WHAT IS NEEDED: Write out, word for word, the part of the items that opens with the line containing "ch1-spectrogram-cell — [428, 177, 431, 179]" and closes with the line containing "ch1-spectrogram-cell — [420, 179, 423, 181]", including both of those lines.

-- Begin DATA FOR THIS TASK --

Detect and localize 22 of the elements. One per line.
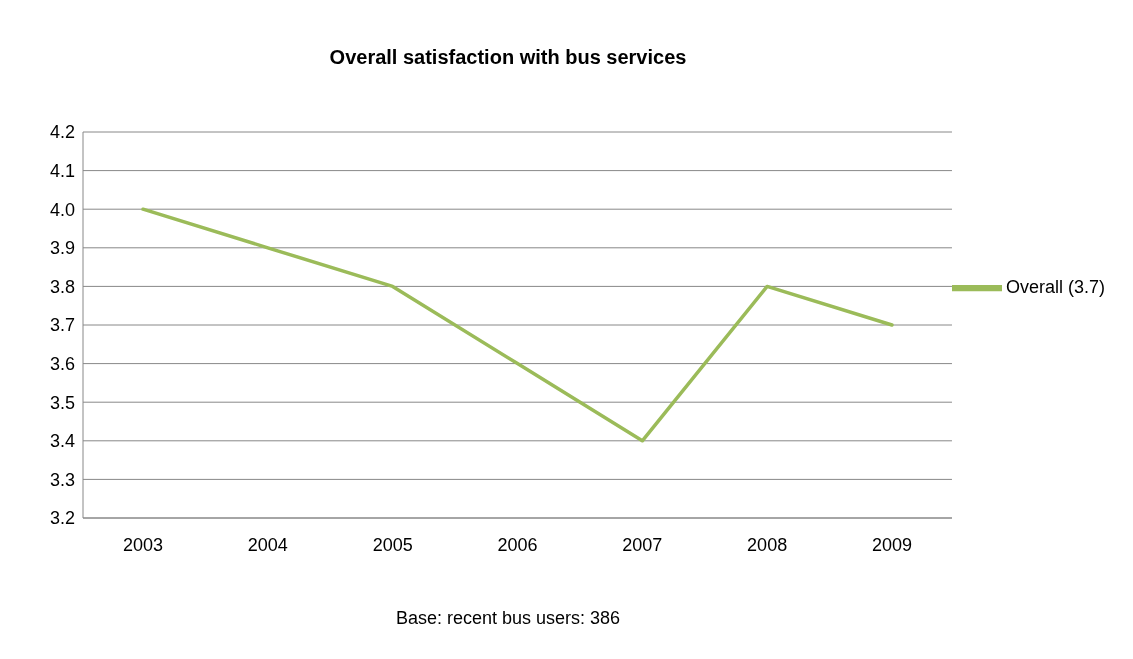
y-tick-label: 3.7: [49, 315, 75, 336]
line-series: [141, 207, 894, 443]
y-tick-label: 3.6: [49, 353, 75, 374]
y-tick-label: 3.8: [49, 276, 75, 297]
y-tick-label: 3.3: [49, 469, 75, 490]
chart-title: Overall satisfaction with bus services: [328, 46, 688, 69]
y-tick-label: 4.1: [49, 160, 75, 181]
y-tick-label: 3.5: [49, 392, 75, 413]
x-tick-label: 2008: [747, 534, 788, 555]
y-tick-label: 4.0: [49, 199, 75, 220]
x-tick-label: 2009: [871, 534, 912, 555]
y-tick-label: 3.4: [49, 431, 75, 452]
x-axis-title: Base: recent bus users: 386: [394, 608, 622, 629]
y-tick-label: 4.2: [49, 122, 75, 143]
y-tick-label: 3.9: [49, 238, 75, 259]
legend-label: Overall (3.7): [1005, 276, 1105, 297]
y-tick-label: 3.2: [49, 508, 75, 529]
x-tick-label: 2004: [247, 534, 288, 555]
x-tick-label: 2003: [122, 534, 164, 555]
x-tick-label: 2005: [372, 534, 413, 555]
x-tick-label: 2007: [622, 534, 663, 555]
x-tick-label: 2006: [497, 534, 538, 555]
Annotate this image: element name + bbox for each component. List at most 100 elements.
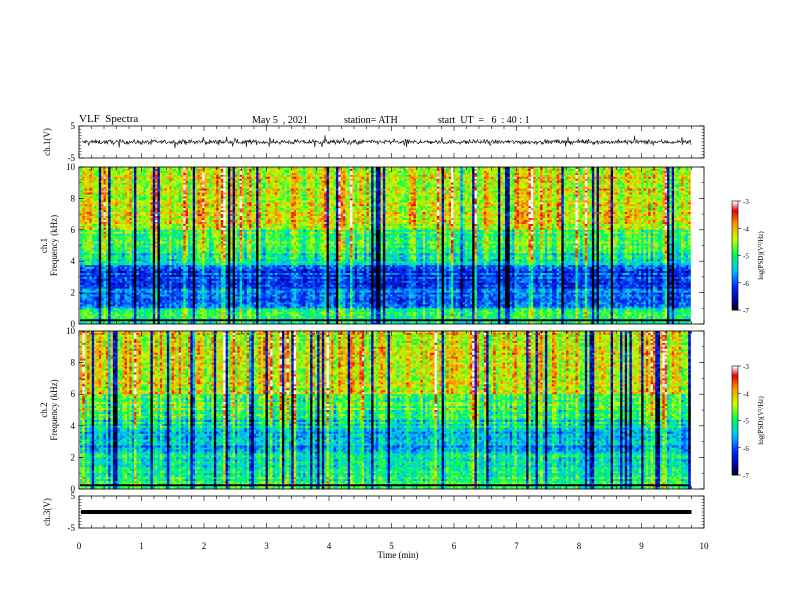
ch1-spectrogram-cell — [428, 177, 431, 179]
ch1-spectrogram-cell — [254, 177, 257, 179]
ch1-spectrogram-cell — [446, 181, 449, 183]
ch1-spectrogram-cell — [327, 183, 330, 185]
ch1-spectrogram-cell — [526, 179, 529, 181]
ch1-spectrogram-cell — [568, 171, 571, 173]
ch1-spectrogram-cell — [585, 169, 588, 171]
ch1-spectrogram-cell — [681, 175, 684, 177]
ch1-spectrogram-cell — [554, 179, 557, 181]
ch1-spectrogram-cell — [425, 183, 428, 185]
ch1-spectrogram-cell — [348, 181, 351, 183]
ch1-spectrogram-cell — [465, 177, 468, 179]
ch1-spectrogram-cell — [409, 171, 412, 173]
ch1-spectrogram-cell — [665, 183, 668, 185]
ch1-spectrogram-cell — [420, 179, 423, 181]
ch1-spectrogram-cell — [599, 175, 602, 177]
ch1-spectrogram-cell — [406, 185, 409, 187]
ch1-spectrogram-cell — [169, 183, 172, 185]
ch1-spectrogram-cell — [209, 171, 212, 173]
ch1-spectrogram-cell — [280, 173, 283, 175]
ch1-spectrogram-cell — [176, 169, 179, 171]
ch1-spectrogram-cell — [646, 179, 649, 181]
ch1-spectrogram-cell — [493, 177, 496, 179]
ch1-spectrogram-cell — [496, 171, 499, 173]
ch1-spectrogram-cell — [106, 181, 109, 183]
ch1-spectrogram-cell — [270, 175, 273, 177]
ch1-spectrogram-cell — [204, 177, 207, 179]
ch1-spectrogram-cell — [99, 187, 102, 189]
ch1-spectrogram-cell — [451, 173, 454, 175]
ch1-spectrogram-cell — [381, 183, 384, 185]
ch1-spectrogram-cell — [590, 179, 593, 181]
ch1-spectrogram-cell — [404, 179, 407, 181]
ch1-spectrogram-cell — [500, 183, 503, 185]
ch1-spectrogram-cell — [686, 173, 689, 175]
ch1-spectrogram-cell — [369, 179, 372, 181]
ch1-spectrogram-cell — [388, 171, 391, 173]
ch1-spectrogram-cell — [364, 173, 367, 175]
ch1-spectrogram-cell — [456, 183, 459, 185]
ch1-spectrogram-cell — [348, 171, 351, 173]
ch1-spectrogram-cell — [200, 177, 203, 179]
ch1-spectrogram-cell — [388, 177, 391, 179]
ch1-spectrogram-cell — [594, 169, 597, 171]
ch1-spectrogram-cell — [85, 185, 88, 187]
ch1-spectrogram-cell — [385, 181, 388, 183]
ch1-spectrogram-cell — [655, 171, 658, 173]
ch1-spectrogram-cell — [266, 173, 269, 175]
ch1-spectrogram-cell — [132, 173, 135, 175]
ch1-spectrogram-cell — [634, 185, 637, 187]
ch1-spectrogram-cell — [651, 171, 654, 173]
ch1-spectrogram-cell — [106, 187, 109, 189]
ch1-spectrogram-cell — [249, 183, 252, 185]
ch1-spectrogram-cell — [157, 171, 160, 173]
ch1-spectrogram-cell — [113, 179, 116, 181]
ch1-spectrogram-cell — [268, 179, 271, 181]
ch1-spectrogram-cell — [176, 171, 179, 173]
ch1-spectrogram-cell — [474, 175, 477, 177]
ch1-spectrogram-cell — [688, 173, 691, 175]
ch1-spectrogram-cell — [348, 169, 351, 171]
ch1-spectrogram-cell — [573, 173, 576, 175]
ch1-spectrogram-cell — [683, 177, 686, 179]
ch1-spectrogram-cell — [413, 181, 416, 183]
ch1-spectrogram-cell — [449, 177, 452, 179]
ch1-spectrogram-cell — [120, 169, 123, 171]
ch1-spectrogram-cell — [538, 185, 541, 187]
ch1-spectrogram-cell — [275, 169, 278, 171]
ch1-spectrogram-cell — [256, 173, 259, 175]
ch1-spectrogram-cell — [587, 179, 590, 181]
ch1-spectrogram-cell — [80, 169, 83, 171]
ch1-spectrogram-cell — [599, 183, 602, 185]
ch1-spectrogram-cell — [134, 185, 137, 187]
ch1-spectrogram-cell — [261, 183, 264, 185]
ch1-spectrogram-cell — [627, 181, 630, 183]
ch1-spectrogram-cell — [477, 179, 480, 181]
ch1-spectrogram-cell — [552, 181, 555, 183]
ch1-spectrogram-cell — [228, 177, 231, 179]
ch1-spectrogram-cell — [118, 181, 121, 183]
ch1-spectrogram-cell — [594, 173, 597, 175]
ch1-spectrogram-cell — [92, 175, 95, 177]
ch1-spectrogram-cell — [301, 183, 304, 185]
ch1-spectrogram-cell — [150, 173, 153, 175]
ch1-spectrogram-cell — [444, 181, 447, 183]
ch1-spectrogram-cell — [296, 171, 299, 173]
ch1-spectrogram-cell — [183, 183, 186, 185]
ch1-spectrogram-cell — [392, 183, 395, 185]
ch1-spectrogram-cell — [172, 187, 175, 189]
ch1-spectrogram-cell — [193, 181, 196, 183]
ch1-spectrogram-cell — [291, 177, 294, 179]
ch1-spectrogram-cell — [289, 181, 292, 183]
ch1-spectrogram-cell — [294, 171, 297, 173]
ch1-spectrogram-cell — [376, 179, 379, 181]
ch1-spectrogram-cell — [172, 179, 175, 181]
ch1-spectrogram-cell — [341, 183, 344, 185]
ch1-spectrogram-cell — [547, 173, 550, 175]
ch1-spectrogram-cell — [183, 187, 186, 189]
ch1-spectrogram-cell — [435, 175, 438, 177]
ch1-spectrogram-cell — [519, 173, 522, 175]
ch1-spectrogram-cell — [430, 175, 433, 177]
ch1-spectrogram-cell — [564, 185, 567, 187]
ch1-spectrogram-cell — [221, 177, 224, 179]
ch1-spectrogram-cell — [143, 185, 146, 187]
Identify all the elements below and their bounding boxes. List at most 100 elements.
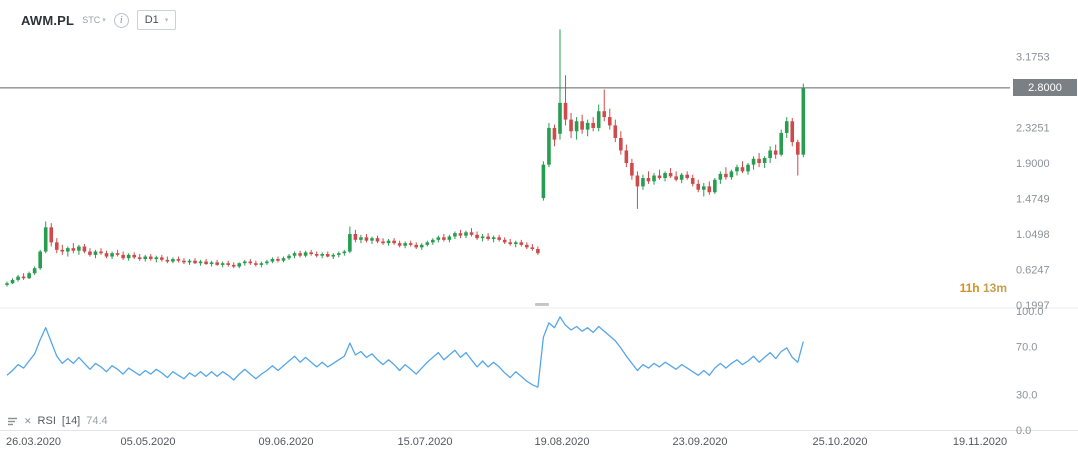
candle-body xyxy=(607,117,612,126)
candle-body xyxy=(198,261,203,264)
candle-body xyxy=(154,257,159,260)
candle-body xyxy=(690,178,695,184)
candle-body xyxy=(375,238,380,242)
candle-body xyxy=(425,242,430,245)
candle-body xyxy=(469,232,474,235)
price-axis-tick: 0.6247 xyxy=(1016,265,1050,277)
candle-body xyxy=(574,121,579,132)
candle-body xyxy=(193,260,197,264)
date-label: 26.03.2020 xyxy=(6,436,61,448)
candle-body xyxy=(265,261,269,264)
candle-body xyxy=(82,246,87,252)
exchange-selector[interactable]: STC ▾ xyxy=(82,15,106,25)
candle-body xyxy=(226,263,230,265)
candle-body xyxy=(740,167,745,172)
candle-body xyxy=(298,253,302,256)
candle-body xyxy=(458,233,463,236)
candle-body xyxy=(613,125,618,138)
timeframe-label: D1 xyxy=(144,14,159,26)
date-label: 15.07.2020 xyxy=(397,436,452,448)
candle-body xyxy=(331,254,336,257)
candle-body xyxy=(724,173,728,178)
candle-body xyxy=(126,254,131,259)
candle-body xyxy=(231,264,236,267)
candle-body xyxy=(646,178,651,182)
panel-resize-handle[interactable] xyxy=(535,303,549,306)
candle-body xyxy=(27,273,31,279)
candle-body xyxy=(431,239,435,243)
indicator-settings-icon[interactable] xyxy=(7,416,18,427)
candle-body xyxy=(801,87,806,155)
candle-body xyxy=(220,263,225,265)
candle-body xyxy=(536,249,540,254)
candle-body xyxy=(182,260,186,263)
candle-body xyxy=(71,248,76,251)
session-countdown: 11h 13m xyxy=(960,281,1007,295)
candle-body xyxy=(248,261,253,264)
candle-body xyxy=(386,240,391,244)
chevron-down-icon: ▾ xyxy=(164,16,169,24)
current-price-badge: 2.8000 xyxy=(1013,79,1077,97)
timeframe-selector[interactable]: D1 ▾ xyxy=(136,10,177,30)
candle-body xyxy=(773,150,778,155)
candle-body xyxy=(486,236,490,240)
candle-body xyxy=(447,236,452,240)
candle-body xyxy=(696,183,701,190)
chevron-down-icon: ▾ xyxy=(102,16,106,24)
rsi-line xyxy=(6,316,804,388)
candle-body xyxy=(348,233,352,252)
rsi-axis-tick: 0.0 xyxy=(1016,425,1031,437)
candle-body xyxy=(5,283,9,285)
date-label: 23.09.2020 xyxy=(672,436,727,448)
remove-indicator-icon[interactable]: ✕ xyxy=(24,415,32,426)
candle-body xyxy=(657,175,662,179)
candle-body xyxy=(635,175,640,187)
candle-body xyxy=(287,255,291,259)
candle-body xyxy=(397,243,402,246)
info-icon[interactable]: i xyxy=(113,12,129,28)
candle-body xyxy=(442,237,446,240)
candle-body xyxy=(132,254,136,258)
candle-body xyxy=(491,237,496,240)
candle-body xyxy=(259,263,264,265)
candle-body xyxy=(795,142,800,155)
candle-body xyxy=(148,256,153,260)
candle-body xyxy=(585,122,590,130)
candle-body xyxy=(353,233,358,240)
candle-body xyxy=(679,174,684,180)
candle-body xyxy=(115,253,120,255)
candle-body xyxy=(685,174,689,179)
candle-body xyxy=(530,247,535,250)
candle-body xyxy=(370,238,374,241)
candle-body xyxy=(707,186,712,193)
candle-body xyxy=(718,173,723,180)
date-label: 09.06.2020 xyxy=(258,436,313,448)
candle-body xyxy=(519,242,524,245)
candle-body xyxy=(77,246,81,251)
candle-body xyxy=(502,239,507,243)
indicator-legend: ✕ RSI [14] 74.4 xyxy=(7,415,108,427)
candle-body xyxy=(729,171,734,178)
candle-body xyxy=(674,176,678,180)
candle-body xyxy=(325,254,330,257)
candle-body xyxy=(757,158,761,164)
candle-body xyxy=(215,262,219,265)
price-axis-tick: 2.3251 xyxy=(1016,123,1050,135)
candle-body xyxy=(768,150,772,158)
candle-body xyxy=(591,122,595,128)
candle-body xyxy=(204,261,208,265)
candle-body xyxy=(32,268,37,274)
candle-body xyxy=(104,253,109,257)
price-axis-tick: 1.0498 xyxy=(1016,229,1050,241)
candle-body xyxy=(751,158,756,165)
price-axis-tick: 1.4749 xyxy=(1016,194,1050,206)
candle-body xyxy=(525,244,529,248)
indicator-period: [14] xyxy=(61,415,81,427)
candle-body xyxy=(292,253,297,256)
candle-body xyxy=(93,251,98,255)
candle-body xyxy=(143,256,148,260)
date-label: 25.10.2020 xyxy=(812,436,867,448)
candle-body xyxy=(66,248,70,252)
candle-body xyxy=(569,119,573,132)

-- End DATA FOR THIS TASK --

SOLVED PROBLEM:
ch1-spectrogram-cell — [428, 177, 431, 179]
ch1-spectrogram-cell — [254, 177, 257, 179]
ch1-spectrogram-cell — [446, 181, 449, 183]
ch1-spectrogram-cell — [327, 183, 330, 185]
ch1-spectrogram-cell — [526, 179, 529, 181]
ch1-spectrogram-cell — [568, 171, 571, 173]
ch1-spectrogram-cell — [585, 169, 588, 171]
ch1-spectrogram-cell — [681, 175, 684, 177]
ch1-spectrogram-cell — [554, 179, 557, 181]
ch1-spectrogram-cell — [425, 183, 428, 185]
ch1-spectrogram-cell — [348, 181, 351, 183]
ch1-spectrogram-cell — [465, 177, 468, 179]
ch1-spectrogram-cell — [409, 171, 412, 173]
ch1-spectrogram-cell — [665, 183, 668, 185]
ch1-spectrogram-cell — [420, 179, 423, 181]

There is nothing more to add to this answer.